Set exercise
Repeat each line exactly as it is written.
═════ Dataset records ═════
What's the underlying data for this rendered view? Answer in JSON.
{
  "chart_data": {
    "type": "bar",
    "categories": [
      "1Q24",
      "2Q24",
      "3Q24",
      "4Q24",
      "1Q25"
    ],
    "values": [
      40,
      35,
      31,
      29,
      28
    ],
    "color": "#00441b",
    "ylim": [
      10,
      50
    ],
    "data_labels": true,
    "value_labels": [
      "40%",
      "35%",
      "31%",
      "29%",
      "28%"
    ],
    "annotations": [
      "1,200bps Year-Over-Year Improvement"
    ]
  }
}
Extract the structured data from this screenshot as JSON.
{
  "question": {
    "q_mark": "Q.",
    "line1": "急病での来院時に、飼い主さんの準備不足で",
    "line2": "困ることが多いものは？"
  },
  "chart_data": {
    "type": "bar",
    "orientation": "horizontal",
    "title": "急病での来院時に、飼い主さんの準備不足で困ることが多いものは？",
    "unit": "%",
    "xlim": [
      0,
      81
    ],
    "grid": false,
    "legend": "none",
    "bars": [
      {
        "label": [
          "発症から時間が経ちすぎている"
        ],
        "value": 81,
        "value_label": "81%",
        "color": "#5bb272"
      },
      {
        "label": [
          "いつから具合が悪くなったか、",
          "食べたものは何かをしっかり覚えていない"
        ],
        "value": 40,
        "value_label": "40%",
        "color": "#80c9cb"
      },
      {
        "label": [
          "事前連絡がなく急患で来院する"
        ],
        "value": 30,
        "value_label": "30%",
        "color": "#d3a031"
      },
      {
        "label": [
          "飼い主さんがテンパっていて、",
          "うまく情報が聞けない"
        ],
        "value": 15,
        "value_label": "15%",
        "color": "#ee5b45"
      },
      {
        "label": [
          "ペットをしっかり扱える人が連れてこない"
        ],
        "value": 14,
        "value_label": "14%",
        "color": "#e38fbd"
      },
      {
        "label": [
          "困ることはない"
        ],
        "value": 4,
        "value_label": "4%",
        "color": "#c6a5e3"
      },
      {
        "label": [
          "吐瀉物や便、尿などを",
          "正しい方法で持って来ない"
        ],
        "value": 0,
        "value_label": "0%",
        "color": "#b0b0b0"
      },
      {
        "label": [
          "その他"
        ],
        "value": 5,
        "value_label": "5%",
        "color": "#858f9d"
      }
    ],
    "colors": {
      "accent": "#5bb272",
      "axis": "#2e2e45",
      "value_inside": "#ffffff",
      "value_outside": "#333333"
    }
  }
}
═════
Final answer
What's the underlying data for this rendered view? Answer in JSON.
{
  "chart_data": {
    "type": "bar",
    "categories": [
      "1Q24",
      "2Q24",
      "3Q24",
      "4Q24",
      "1Q25"
    ],
    "values": [
      40,
      35,
      31,
      29,
      28
    ],
    "color": "#00441b",
    "ylim": [
      10,
      50
    ],
    "data_labels": true,
    "value_labels": [
      "40%",
      "35%",
      "31%",
      "29%",
      "28%"
    ],
    "annotations": [
      "1,200bps Year-Over-Year Improvement"
    ]
  }
}
Extract the structured data from this screenshot as JSON.
{
  "question": {
    "q_mark": "Q.",
    "line1": "急病での来院時に、飼い主さんの準備不足で",
    "line2": "困ることが多いものは？"
  },
  "chart_data": {
    "type": "bar",
    "orientation": "horizontal",
    "title": "急病での来院時に、飼い主さんの準備不足で困ることが多いものは？",
    "unit": "%",
    "xlim": [
      0,
      81
    ],
    "grid": false,
    "legend": "none",
    "bars": [
      {
        "label": [
          "発症から時間が経ちすぎている"
        ],
        "value": 81,
        "value_label": "81%",
        "color": "#5bb272"
      },
      {
        "label": [
          "いつから具合が悪くなったか、",
          "食べたものは何かをしっかり覚えていない"
        ],
        "value": 40,
        "value_label": "40%",
        "color": "#80c9cb"
      },
      {
        "label": [
          "事前連絡がなく急患で来院する"
        ],
        "value": 30,
        "value_label": "30%",
        "color": "#d3a031"
      },
      {
        "label": [
          "飼い主さんがテンパっていて、",
          "うまく情報が聞けない"
        ],
        "value": 15,
        "value_label": "15%",
        "color": "#ee5b45"
      },
      {
        "label": [
          "ペットをしっかり扱える人が連れてこない"
        ],
        "value": 14,
        "value_label": "14%",
        "color": "#e38fbd"
      },
      {
        "label": [
          "困ることはない"
        ],
        "value": 4,
        "value_label": "4%",
        "color": "#c6a5e3"
      },
      {
        "label": [
          "吐瀉物や便、尿などを",
          "正しい方法で持って来ない"
        ],
        "value": 0,
        "value_label": "0%",
        "color": "#b0b0b0"
      },
      {
        "label": [
          "その他"
        ],
        "value": 5,
        "value_label": "5%",
        "color": "#858f9d"
      }
    ],
    "colors": {
      "accent": "#5bb272",
      "axis": "#2e2e45",
      "value_inside": "#ffffff",
      "value_outside": "#333333"
    }
  }
}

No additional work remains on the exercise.